AIM >> Go through the listing and set it down exactly, leaving out its pictures.

######

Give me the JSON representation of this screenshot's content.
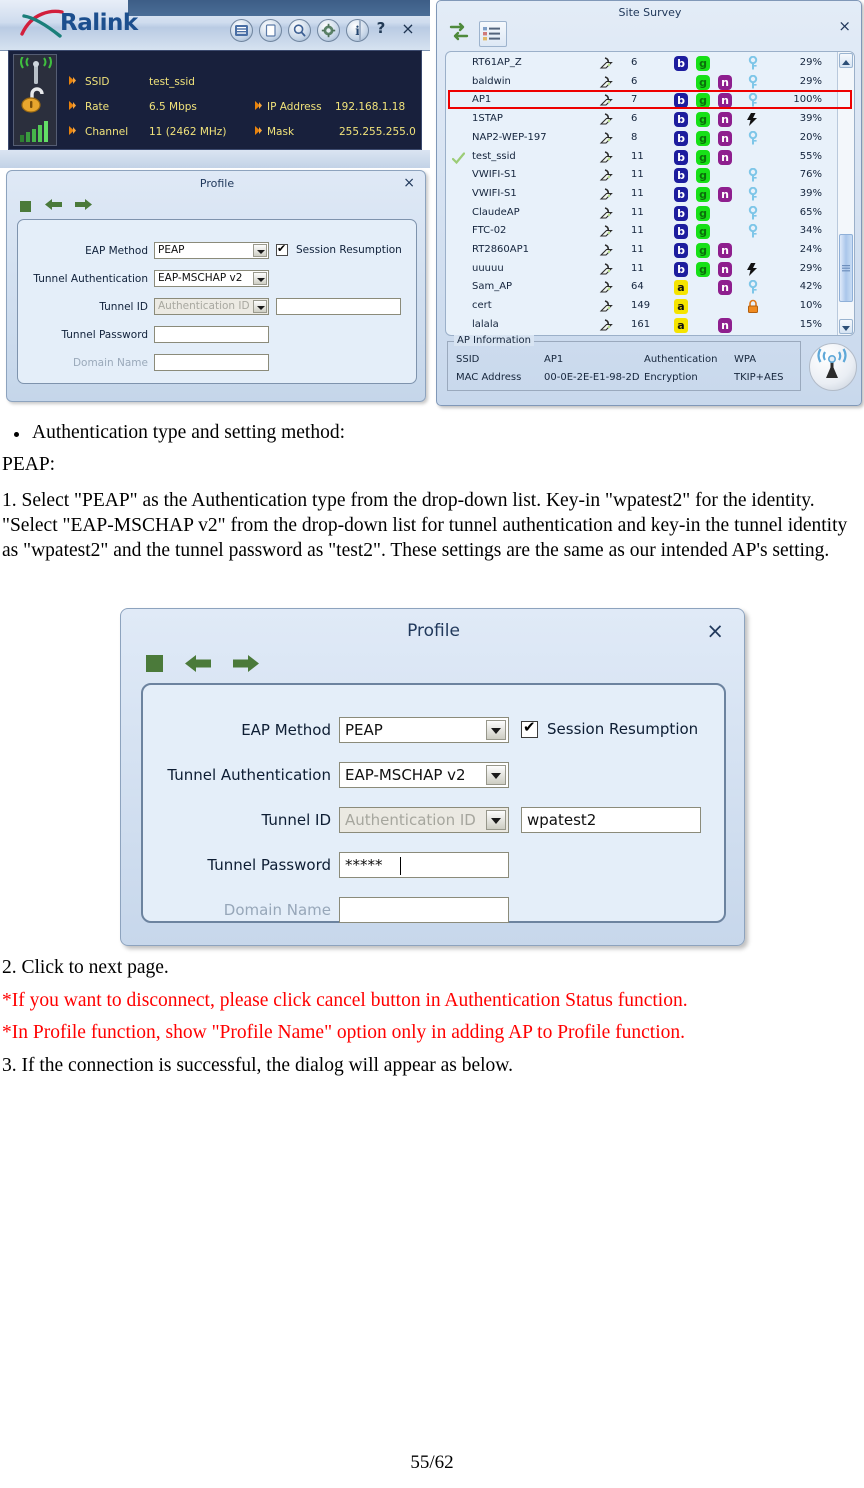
{
  "ralink": {
    "brand": "Ralink",
    "toolbar": [
      {
        "name": "list-view-icon",
        "label": "Profile List"
      },
      {
        "name": "page-icon",
        "label": "Network"
      },
      {
        "name": "magnifier-icon",
        "label": "Site Survey"
      },
      {
        "name": "gear-icon",
        "label": "Advanced"
      },
      {
        "name": "info-icon",
        "label": "About"
      }
    ],
    "help_label": "?",
    "close_label": "×",
    "status": {
      "ssid_label": "SSID",
      "ssid_value": "test_ssid",
      "rate_label": "Rate",
      "rate_value": "6.5 Mbps",
      "channel_label": "Channel",
      "channel_value": "11 (2462 MHz)",
      "ip_label": "IP Address",
      "ip_value": "192.168.1.18",
      "mask_label": "Mask",
      "mask_value": "255.255.255.0"
    }
  },
  "site_survey": {
    "title": "Site Survey",
    "close_label": "×",
    "toolbar": [
      {
        "name": "rescan-icon",
        "label": "Rescan"
      },
      {
        "name": "list-detail-icon",
        "label": "List"
      }
    ],
    "rows": [
      {
        "connected": false,
        "ssid": "RT61AP_Z",
        "channel": "6",
        "bands": [
          "b",
          "g"
        ],
        "secure": "key",
        "signal": "29%"
      },
      {
        "connected": false,
        "ssid": "baldwin",
        "channel": "6",
        "bands": [
          "g",
          "n"
        ],
        "secure": "key",
        "signal": "29%"
      },
      {
        "connected": false,
        "ssid": "AP1",
        "channel": "7",
        "bands": [
          "b",
          "g",
          "n"
        ],
        "secure": "key",
        "signal": "100%",
        "highlight": true
      },
      {
        "connected": false,
        "ssid": "1STAP",
        "channel": "6",
        "bands": [
          "b",
          "g",
          "n"
        ],
        "secure": "wps",
        "signal": "39%"
      },
      {
        "connected": false,
        "ssid": "NAP2-WEP-197",
        "channel": "8",
        "bands": [
          "b",
          "g",
          "n"
        ],
        "secure": "key",
        "signal": "20%"
      },
      {
        "connected": true,
        "ssid": "test_ssid",
        "channel": "11",
        "bands": [
          "b",
          "g",
          "n"
        ],
        "secure": "none",
        "signal": "55%"
      },
      {
        "connected": false,
        "ssid": "VWIFI-S1",
        "channel": "11",
        "bands": [
          "b",
          "g"
        ],
        "secure": "key",
        "signal": "76%"
      },
      {
        "connected": false,
        "ssid": "VWIFI-S1",
        "channel": "11",
        "bands": [
          "b",
          "g",
          "n"
        ],
        "secure": "key",
        "signal": "39%"
      },
      {
        "connected": false,
        "ssid": "ClaudeAP",
        "channel": "11",
        "bands": [
          "b",
          "g"
        ],
        "secure": "key",
        "signal": "65%"
      },
      {
        "connected": false,
        "ssid": "FTC-02",
        "channel": "11",
        "bands": [
          "b",
          "g"
        ],
        "secure": "key",
        "signal": "34%"
      },
      {
        "connected": false,
        "ssid": "RT2860AP1",
        "channel": "11",
        "bands": [
          "b",
          "g",
          "n"
        ],
        "secure": "none",
        "signal": "24%"
      },
      {
        "connected": false,
        "ssid": "uuuuu",
        "channel": "11",
        "bands": [
          "b",
          "g",
          "n"
        ],
        "secure": "wps",
        "signal": "29%"
      },
      {
        "connected": false,
        "ssid": "Sam_AP",
        "channel": "64",
        "bands": [
          "a",
          "n"
        ],
        "secure": "key",
        "signal": "42%"
      },
      {
        "connected": false,
        "ssid": "cert",
        "channel": "149",
        "bands": [
          "a"
        ],
        "secure": "lock",
        "signal": "10%"
      },
      {
        "connected": false,
        "ssid": "lalala",
        "channel": "161",
        "bands": [
          "a",
          "n"
        ],
        "secure": "none",
        "signal": "15%"
      }
    ],
    "ap_information": {
      "legend": "AP Information",
      "ssid_label": "SSID",
      "ssid_value": "AP1",
      "auth_label": "Authentication",
      "auth_value": "WPA",
      "mac_label": "MAC Address",
      "mac_value": "00-0E-2E-E1-98-2D",
      "enc_label": "Encryption",
      "enc_value": "TKIP+AES"
    }
  },
  "profile_small": {
    "title": "Profile",
    "close_label": "×",
    "toolbar": [
      {
        "name": "stop-square-icon",
        "label": "Stop"
      },
      {
        "name": "arrow-left-icon",
        "label": "Back"
      },
      {
        "name": "arrow-right-icon",
        "label": "Next"
      }
    ],
    "eap_method_label": "EAP Method",
    "eap_method_value": "PEAP",
    "session_resumption_label": "Session Resumption",
    "tunnel_auth_label": "Tunnel Authentication",
    "tunnel_auth_value": "EAP-MSCHAP v2",
    "tunnel_id_label": "Tunnel ID",
    "tunnel_id_combo_value": "Authentication ID",
    "tunnel_id_value": "",
    "tunnel_password_label": "Tunnel Password",
    "tunnel_password_value": "",
    "domain_name_label": "Domain Name",
    "domain_name_value": ""
  },
  "profile_large": {
    "title": "Profile",
    "close_label": "×",
    "toolbar": [
      {
        "name": "stop-square-icon",
        "label": "Stop"
      },
      {
        "name": "arrow-left-icon",
        "label": "Back"
      },
      {
        "name": "arrow-right-icon",
        "label": "Next"
      }
    ],
    "eap_method_label": "EAP Method",
    "eap_method_value": "PEAP",
    "session_resumption_label": "Session Resumption",
    "tunnel_auth_label": "Tunnel Authentication",
    "tunnel_auth_value": "EAP-MSCHAP v2",
    "tunnel_id_label": "Tunnel ID",
    "tunnel_id_combo_value": "Authentication ID",
    "tunnel_id_value": "wpatest2",
    "tunnel_password_label": "Tunnel Password",
    "tunnel_password_value": "*****",
    "domain_name_label": "Domain Name",
    "domain_name_value": ""
  },
  "document": {
    "bullet_line": "Authentication type and setting method:",
    "peap_heading": "PEAP:",
    "step1": "1. Select \"PEAP\" as the Authentication type from the drop-down list. Key-in \"wpatest2\" for the identity. \"Select \"EAP-MSCHAP v2\" from the drop-down list for tunnel authentication and key-in the tunnel identity as \"wpatest2\" and the tunnel password as \"test2\". These settings are the same as our intended AP's setting.",
    "step2": "2. Click to next page.",
    "note1": "*If you want to disconnect, please click cancel button in Authentication Status function.",
    "note2": "*In Profile function, show \"Profile Name\" option only in adding AP to Profile function.",
    "step3": "3. If the connection is successful, the dialog will appear as below.",
    "page_number": "55/62"
  }
}
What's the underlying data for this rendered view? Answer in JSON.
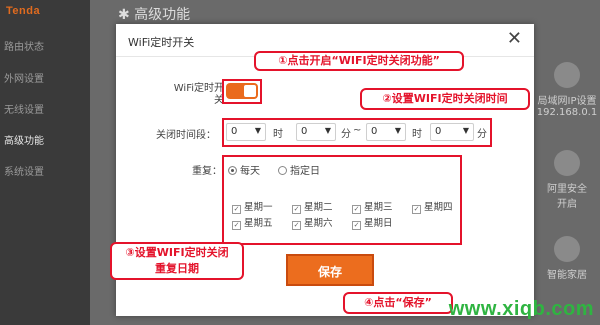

######

FINAL RESULT >>
Give me the JSON representation of this screenshot's content.
{
  "ralink": {
    "brand": "Ralink",
    "toolbar": [
      {
        "name": "list-view-icon",
        "label": "Profile List"
      },
      {
        "name": "page-icon",
        "label": "Network"
      },
      {
        "name": "magnifier-icon",
        "label": "Site Survey"
      },
      {
        "name": "gear-icon",
        "label": "Advanced"
      },
      {
        "name": "info-icon",
        "label": "About"
      }
    ],
    "help_label": "?",
    "close_label": "×",
    "status": {
      "ssid_label": "SSID",
      "ssid_value": "test_ssid",
      "rate_label": "Rate",
      "rate_value": "6.5 Mbps",
      "channel_label": "Channel",
      "channel_value": "11 (2462 MHz)",
      "ip_label": "IP Address",
      "ip_value": "192.168.1.18",
      "mask_label": "Mask",
      "mask_value": "255.255.255.0"
    }
  },
  "site_survey": {
    "title": "Site Survey",
    "close_label": "×",
    "toolbar": [
      {
        "name": "rescan-icon",
        "label": "Rescan"
      },
      {
        "name": "list-detail-icon",
        "label": "List"
      }
    ],
    "rows": [
      {
        "connected": false,
        "ssid": "RT61AP_Z",
        "channel": "6",
        "bands": [
          "b",
          "g"
        ],
        "secure": "key",
        "signal": "29%"
      },
      {
        "connected": false,
        "ssid": "baldwin",
        "channel": "6",
        "bands": [
          "g",
          "n"
        ],
        "secure": "key",
        "signal": "29%"
      },
      {
        "connected": false,
        "ssid": "AP1",
        "channel": "7",
        "bands": [
          "b",
          "g",
          "n"
        ],
        "secure": "key",
        "signal": "100%",
        "highlight": true
      },
      {
        "connected": false,
        "ssid": "1STAP",
        "channel": "6",
        "bands": [
          "b",
          "g",
          "n"
        ],
        "secure": "wps",
        "signal": "39%"
      },
      {
        "connected": false,
        "ssid": "NAP2-WEP-197",
        "channel": "8",
        "bands": [
          "b",
          "g",
          "n"
        ],
        "secure": "key",
        "signal": "20%"
      },
      {
        "connected": true,
        "ssid": "test_ssid",
        "channel": "11",
        "bands": [
          "b",
          "g",
          "n"
        ],
        "secure": "none",
        "signal": "55%"
      },
      {
        "connected": false,
        "ssid": "VWIFI-S1",
        "channel": "11",
        "bands": [
          "b",
          "g"
        ],
        "secure": "key",
        "signal": "76%"
      },
      {
        "connected": false,
        "ssid": "VWIFI-S1",
        "channel": "11",
        "bands": [
          "b",
          "g",
          "n"
        ],
        "secure": "key",
        "signal": "39%"
      },
      {
        "connected": false,
        "ssid": "ClaudeAP",
        "channel": "11",
        "bands": [
          "b",
          "g"
        ],
        "secure": "key",
        "signal": "65%"
      },
      {
        "connected": false,
        "ssid": "FTC-02",
        "channel": "11",
        "bands": [
          "b",
          "g"
        ],
        "secure": "key",
        "signal": "34%"
      },
      {
        "connected": false,
        "ssid": "RT2860AP1",
        "channel": "11",
        "bands": [
          "b",
          "g",
          "n"
        ],
        "secure": "none",
        "signal": "24%"
      },
      {
        "connected": false,
        "ssid": "uuuuu",
        "channel": "11",
        "bands": [
          "b",
          "g",
          "n"
        ],
        "secure": "wps",
        "signal": "29%"
      },
      {
        "connected": false,
        "ssid": "Sam_AP",
        "channel": "64",
        "bands": [
          "a",
          "n"
        ],
        "secure": "key",
        "signal": "42%"
      },
      {
        "connected": false,
        "ssid": "cert",
        "channel": "149",
        "bands": [
          "a"
        ],
        "secure": "lock",
        "signal": "10%"
      },
      {
        "connected": false,
        "ssid": "lalala",
        "channel": "161",
        "bands": [
          "a",
          "n"
        ],
        "secure": "none",
        "signal": "15%"
      }
    ],
    "ap_information": {
      "legend": "AP Information",
      "ssid_label": "SSID",
      "ssid_value": "AP1",
      "auth_label": "Authentication",
      "auth_value": "WPA",
      "mac_label": "MAC Address",
      "mac_value": "00-0E-2E-E1-98-2D",
      "enc_label": "Encryption",
      "enc_value": "TKIP+AES"
    }
  },
  "profile_small": {
    "title": "Profile",
    "close_label": "×",
    "toolbar": [
      {
        "name": "stop-square-icon",
        "label": "Stop"
      },
      {
        "name": "arrow-left-icon",
        "label": "Back"
      },
      {
        "name": "arrow-right-icon",
        "label": "Next"
      }
    ],
    "eap_method_label": "EAP Method",
    "eap_method_value": "PEAP",
    "session_resumption_label": "Session Resumption",
    "tunnel_auth_label": "Tunnel Authentication",
    "tunnel_auth_value": "EAP-MSCHAP v2",
    "tunnel_id_label": "Tunnel ID",
    "tunnel_id_combo_value": "Authentication ID",
    "tunnel_id_value": "",
    "tunnel_password_label": "Tunnel Password",
    "tunnel_password_value": "",
    "domain_name_label": "Domain Name",
    "domain_name_value": ""
  },
  "profile_large": {
    "title": "Profile",
    "close_label": "×",
    "toolbar": [
      {
        "name": "stop-square-icon",
        "label": "Stop"
      },
      {
        "name": "arrow-left-icon",
        "label": "Back"
      },
      {
        "name": "arrow-right-icon",
        "label": "Next"
      }
    ],
    "eap_method_label": "EAP Method",
    "eap_method_value": "PEAP",
    "session_resumption_label": "Session Resumption",
    "tunnel_auth_label": "Tunnel Authentication",
    "tunnel_auth_value": "EAP-MSCHAP v2",
    "tunnel_id_label": "Tunnel ID",
    "tunnel_id_combo_value": "Authentication ID",
    "tunnel_id_value": "wpatest2",
    "tunnel_password_label": "Tunnel Password",
    "tunnel_password_value": "*****",
    "domain_name_label": "Domain Name",
    "domain_name_value": ""
  },
  "document": {
    "bullet_line": "Authentication type and setting method:",
    "peap_heading": "PEAP:",
    "step1": "1. Select \"PEAP\" as the Authentication type from the drop-down list. Key-in \"wpatest2\" for the identity. \"Select \"EAP-MSCHAP v2\" from the drop-down list for tunnel authentication and key-in the tunnel identity as \"wpatest2\" and the tunnel password as \"test2\". These settings are the same as our intended AP's setting.",
    "step2": "2. Click to next page.",
    "note1": "*If you want to disconnect, please click cancel button in Authentication Status function.",
    "note2": "*In Profile function, show \"Profile Name\" option only in adding AP to Profile function.",
    "step3": "3. If the connection is successful, the dialog will appear as below.",
    "page_number": "55/62"
  }
}
What's the underlying data for this rendered view? Answer in JSON.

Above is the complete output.